> _CHALLENGE_
Identify each line below that contains the word "市场均价", and copy it out.

──────── DATA SHOWN

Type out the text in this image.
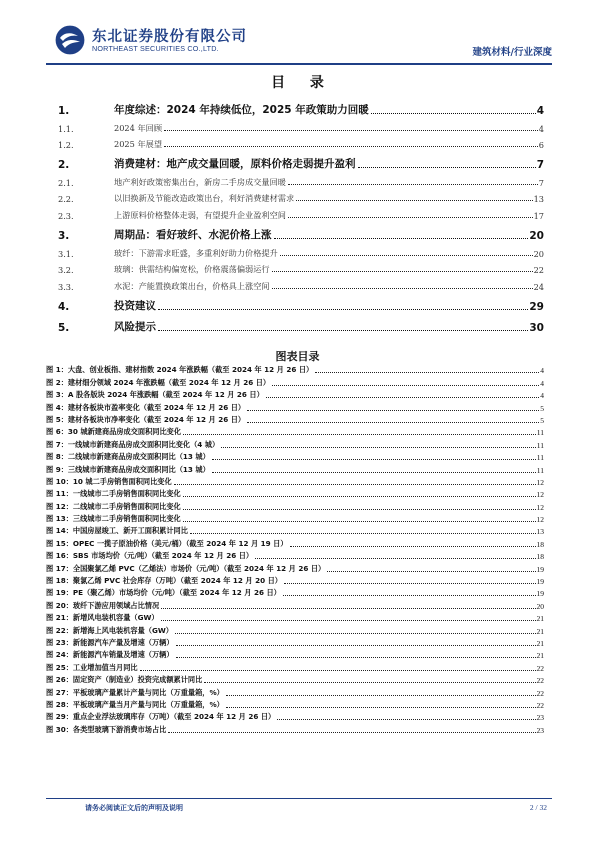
东北证券股份有限公司
NORTHEAST SECURITIES CO.,LTD.	建筑材料/行业深度
目 录
1.	年度综述：2024 年持续低位，2025 年政策助力回暖	4
1.1.	2024 年回顾	4
1.2.	2025 年展望	6
2.	消费建材：地产成交量回暖，原料价格走弱提升盈利	7
2.1.	地产利好政策密集出台，新房二手房成交量回暖	7
2.2.	以旧换新及节能改造政策出台，利好消费建材需求	13
2.3.	上游原料价格整体走弱，有望提升企业盈利空间	17
3.	周期品：看好玻纤、水泥价格上涨	20
3.1.	玻纤：下游需求旺盛，多重利好助力价格提升	20
3.2.	玻璃：供需结构偏宽松，价格震荡偏弱运行	22
3.3.	水泥：产能置换政策出台，价格具上涨空间	24
4.	投资建议	29
5.	风险提示	30
图表目录
图 1：大盘、创业板指、建材指数 2024 年涨跌幅（截至 2024 年 12 月 26 日）	4
图 2：建材细分领域 2024 年涨跌幅（截至 2024 年 12 月 26 日）	4
图 3：A 股各版块 2024 年涨跌幅（截至 2024 年 12 月 26 日）	4
图 4：建材各板块市盈率变化（截至 2024 年 12 月 26 日）	5
图 5：建材各板块市净率变化（截至 2024 年 12 月 26 日）	5
图 6：30 城新建商品房成交面积同比变化	11
图 7：一线城市新建商品房成交面积同比变化（4 城）	11
图 8：二线城市新建商品房成交面积同比（13 城）	11
图 9：三线城市新建商品房成交面积同比（13 城）	11
图 10：10 城二手房销售面积同比变化	12
图 11：一线城市二手房销售面积同比变化	12
图 12：二线城市二手房销售面积同比变化	12
图 13：三线城市二手房销售面积同比变化	12
图 14：中国房屋竣工、新开工面积累计同比	13
图 15：OPEC 一揽子原油价格（美元/桶）（截至 2024 年 12 月 19 日）	18
图 16：SBS 市场均价（元/吨）（截至 2024 年 12 月 26 日）	18
图 17：全国聚氯乙烯 PVC（乙烯法）市场价（元/吨）（截至 2024 年 12 月 26 日）	19
图 18：聚氯乙烯 PVC 社会库存（万吨）（截至 2024 年 12 月 20 日）	19
图 19：PE（聚乙烯）市场均价（元/吨）（截至 2024 年 12 月 26 日）	19
图 20：玻纤下游应用领域占比情况	20
图 21：新增风电装机容量（GW）	21
图 22：新增海上风电装机容量（GW）	21
图 23：新能源汽车产量及增速（万辆）	21
图 24：新能源汽车销量及增速（万辆）	21
图 25：工业增加值当月同比	22
图 26：固定资产（制造业）投资完成额累计同比	22
图 27：平板玻璃产量累计产量与同比（万重量箱，%）	22
图 28：平板玻璃产量当月产量与同比（万重量箱，%）	22
图 29：重点企业浮法玻璃库存（万吨）（截至 2024 年 12 月 26 日）	23
图 30：各类型玻璃下游消费市场占比	23
请务必阅读正文后的声明及说明	2 / 32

────────────────

> _CORRECT ANSWER_
图 16：SBS 市场均价（元/吨）（截至 2024 年 12 月 26 日）	18
图 19：PE（聚乙烯）市场均价（元/吨）（截至 2024 年 12 月 26 日）	19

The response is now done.